## EXERCISE TASK
What follows is a set of records; repeat all of them exactly.

Dataset entries:
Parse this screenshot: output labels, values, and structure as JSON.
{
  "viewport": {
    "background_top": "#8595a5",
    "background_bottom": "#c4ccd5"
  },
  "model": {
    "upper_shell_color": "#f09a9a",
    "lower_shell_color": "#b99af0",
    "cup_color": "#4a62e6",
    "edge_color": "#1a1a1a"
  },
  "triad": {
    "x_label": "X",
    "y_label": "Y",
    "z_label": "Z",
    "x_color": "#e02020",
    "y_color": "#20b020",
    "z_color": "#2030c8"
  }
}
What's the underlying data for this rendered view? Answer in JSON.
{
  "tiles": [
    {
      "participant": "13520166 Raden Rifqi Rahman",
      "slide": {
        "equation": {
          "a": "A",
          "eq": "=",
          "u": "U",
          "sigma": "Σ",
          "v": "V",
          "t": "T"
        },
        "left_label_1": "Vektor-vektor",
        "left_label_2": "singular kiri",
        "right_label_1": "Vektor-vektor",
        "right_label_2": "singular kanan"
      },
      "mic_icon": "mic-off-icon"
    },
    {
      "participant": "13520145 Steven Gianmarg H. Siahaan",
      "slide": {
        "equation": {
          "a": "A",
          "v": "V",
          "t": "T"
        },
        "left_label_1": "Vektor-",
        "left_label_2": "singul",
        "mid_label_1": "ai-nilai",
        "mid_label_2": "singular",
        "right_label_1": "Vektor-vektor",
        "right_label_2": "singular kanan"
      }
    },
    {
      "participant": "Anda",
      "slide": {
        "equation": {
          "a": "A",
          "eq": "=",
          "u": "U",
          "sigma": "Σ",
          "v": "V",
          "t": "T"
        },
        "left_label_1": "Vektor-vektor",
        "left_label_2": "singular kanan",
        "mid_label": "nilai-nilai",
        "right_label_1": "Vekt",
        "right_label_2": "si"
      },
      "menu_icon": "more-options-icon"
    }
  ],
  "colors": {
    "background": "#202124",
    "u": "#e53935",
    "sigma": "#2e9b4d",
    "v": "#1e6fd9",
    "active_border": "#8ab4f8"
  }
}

## WORKED ANSWER
Parse this screenshot: output labels, values, and structure as JSON.
{
  "viewport": {
    "background_top": "#8595a5",
    "background_bottom": "#c4ccd5"
  },
  "model": {
    "upper_shell_color": "#f09a9a",
    "lower_shell_color": "#b99af0",
    "cup_color": "#4a62e6",
    "edge_color": "#1a1a1a"
  },
  "triad": {
    "x_label": "X",
    "y_label": "Y",
    "z_label": "Z",
    "x_color": "#e02020",
    "y_color": "#20b020",
    "z_color": "#2030c8"
  }
}
What's the underlying data for this rendered view? Answer in JSON.
{
  "tiles": [
    {
      "participant": "13520166 Raden Rifqi Rahman",
      "slide": {
        "equation": {
          "a": "A",
          "eq": "=",
          "u": "U",
          "sigma": "Σ",
          "v": "V",
          "t": "T"
        },
        "left_label_1": "Vektor-vektor",
        "left_label_2": "singular kiri",
        "right_label_1": "Vektor-vektor",
        "right_label_2": "singular kanan"
      },
      "mic_icon": "mic-off-icon"
    },
    {
      "participant": "13520145 Steven Gianmarg H. Siahaan",
      "slide": {
        "equation": {
          "a": "A",
          "v": "V",
          "t": "T"
        },
        "left_label_1": "Vektor-",
        "left_label_2": "singul",
        "mid_label_1": "ai-nilai",
        "mid_label_2": "singular",
        "right_label_1": "Vektor-vektor",
        "right_label_2": "singular kanan"
      }
    },
    {
      "participant": "Anda",
      "slide": {
        "equation": {
          "a": "A",
          "eq": "=",
          "u": "U",
          "sigma": "Σ",
          "v": "V",
          "t": "T"
        },
        "left_label_1": "Vektor-vektor",
        "left_label_2": "singular kanan",
        "mid_label": "nilai-nilai",
        "right_label_1": "Vekt",
        "right_label_2": "si"
      },
      "menu_icon": "more-options-icon"
    }
  ],
  "colors": {
    "background": "#202124",
    "u": "#e53935",
    "sigma": "#2e9b4d",
    "v": "#1e6fd9",
    "active_border": "#8ab4f8"
  }
}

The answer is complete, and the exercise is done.